= Problem to solve =
Each line containing the word "amount" must be collected.

= Data entries =
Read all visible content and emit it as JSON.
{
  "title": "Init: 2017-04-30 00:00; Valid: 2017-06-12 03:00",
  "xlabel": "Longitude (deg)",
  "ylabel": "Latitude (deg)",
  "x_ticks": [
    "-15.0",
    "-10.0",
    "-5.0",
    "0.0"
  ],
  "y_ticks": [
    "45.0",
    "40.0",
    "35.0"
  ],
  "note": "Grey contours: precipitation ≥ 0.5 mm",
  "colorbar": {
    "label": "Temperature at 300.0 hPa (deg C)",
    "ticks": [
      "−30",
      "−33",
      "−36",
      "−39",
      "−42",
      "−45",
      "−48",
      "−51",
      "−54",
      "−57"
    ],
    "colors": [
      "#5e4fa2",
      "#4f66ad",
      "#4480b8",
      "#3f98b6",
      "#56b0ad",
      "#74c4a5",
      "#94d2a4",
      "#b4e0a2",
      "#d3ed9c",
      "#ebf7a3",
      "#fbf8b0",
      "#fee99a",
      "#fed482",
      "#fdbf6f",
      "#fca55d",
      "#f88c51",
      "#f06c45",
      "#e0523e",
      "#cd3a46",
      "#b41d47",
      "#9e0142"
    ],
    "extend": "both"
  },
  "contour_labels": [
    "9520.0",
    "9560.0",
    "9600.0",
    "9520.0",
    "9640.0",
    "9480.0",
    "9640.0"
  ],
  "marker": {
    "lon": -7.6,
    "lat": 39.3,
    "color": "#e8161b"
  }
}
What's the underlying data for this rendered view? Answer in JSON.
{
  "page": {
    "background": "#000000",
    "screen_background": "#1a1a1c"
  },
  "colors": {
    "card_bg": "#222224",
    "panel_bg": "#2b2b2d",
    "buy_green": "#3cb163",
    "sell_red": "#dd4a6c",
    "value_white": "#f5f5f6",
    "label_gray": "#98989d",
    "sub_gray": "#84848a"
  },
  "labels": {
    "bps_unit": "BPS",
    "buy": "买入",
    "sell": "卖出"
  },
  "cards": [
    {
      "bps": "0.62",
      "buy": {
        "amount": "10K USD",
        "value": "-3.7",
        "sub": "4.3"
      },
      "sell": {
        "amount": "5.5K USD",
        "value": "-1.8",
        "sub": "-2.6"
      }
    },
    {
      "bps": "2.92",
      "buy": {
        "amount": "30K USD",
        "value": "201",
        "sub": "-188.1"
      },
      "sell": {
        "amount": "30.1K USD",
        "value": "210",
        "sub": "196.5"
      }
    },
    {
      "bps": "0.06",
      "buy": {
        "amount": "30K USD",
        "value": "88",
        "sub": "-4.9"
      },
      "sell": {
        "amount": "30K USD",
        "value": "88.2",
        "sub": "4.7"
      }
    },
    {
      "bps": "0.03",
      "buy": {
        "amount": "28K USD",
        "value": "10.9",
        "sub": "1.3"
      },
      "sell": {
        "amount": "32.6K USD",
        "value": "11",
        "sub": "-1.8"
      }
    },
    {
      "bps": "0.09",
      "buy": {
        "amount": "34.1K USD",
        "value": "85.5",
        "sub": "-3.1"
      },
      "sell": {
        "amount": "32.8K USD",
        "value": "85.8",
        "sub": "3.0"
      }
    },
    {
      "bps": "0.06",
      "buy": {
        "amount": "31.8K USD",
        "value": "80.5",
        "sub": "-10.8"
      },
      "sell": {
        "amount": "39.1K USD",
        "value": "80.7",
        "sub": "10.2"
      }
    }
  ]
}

= Final result =
        "amount": "10K USD",
        "amount": "5.5K USD",
        "amount": "30K USD",
        "amount": "30.1K USD",
        "amount": "30K USD",
        "amount": "30K USD",
        "amount": "28K USD",
        "amount": "32.6K USD",
        "amount": "34.1K USD",
        "amount": "32.8K USD",
        "amount": "31.8K USD",
        "amount": "39.1K USD",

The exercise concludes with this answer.